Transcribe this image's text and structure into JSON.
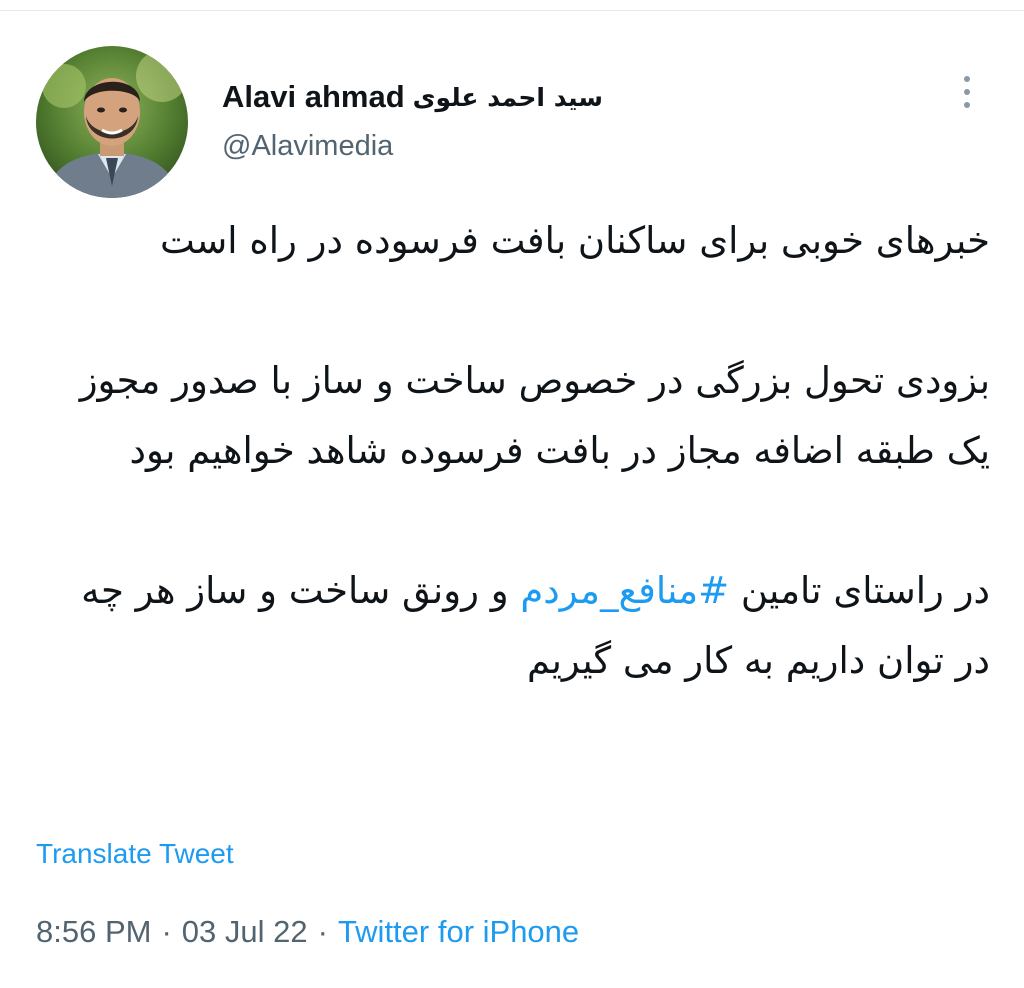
{
  "tweet": {
    "author": {
      "name_latin": "Alavi ahmad",
      "name_fa": "سید احمد علوی",
      "handle": "@Alavimedia"
    },
    "text": {
      "p1": "خبرهای خوبی برای ساکنان بافت فرسوده در راه است",
      "p2": "بزودی تحول بزرگی در خصوص ساخت و ساز با صدور مجوز یک طبقه اضافه مجاز در بافت فرسوده شاهد خواهیم بود",
      "p3_before": "در راستای تامین",
      "hashtag": "#منافع_مردم",
      "p3_after": "و رونق ساخت و ساز هر چه در توان داریم به کار می گیریم"
    },
    "translate_label": "Translate Tweet",
    "time": "8:56 PM",
    "date": "03 Jul 22",
    "separator": "·",
    "source": "Twitter for iPhone"
  },
  "icons": {
    "more": "more-vertical-icon",
    "avatar": "profile-photo"
  },
  "colors": {
    "link": "#1d9bf0",
    "text": "#0f1419",
    "secondary": "#536471"
  }
}
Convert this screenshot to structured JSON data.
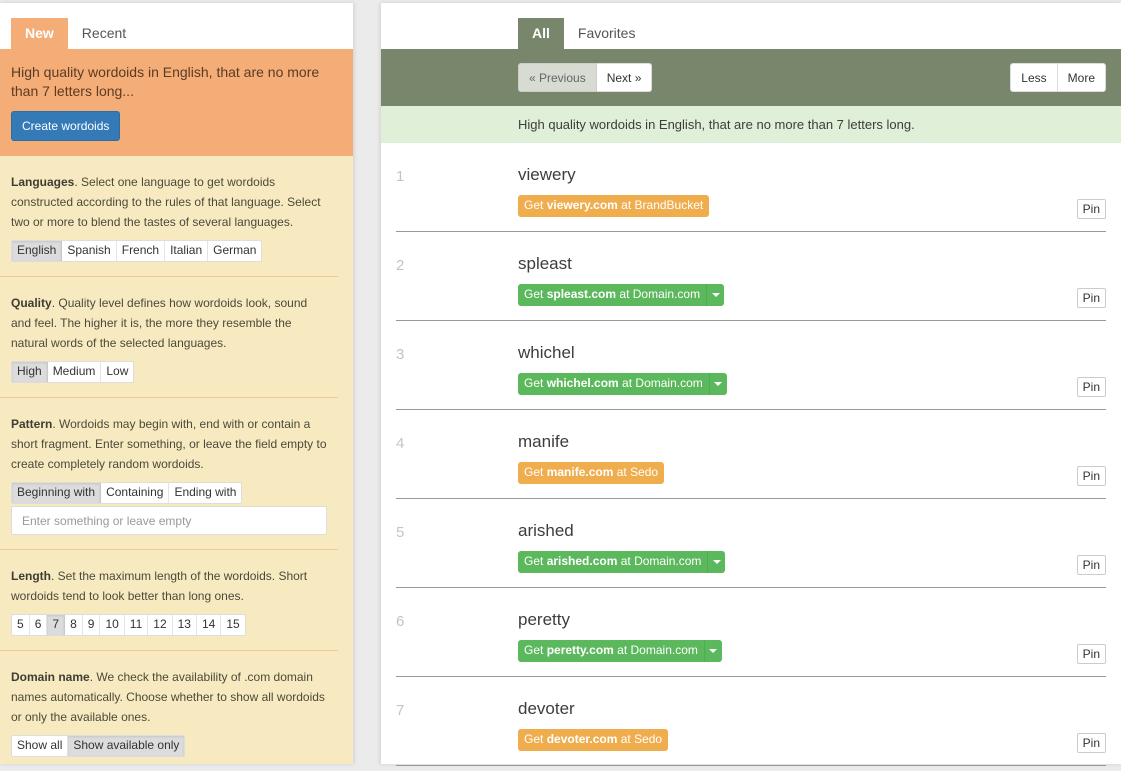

### WORK INSTRUCTIONS
Filter for "text". Return all lines that hold it.

### COMPLETED TASK
Transcribe this image's text and structure into JSON.
    "text": {
    "text": "#0f1419",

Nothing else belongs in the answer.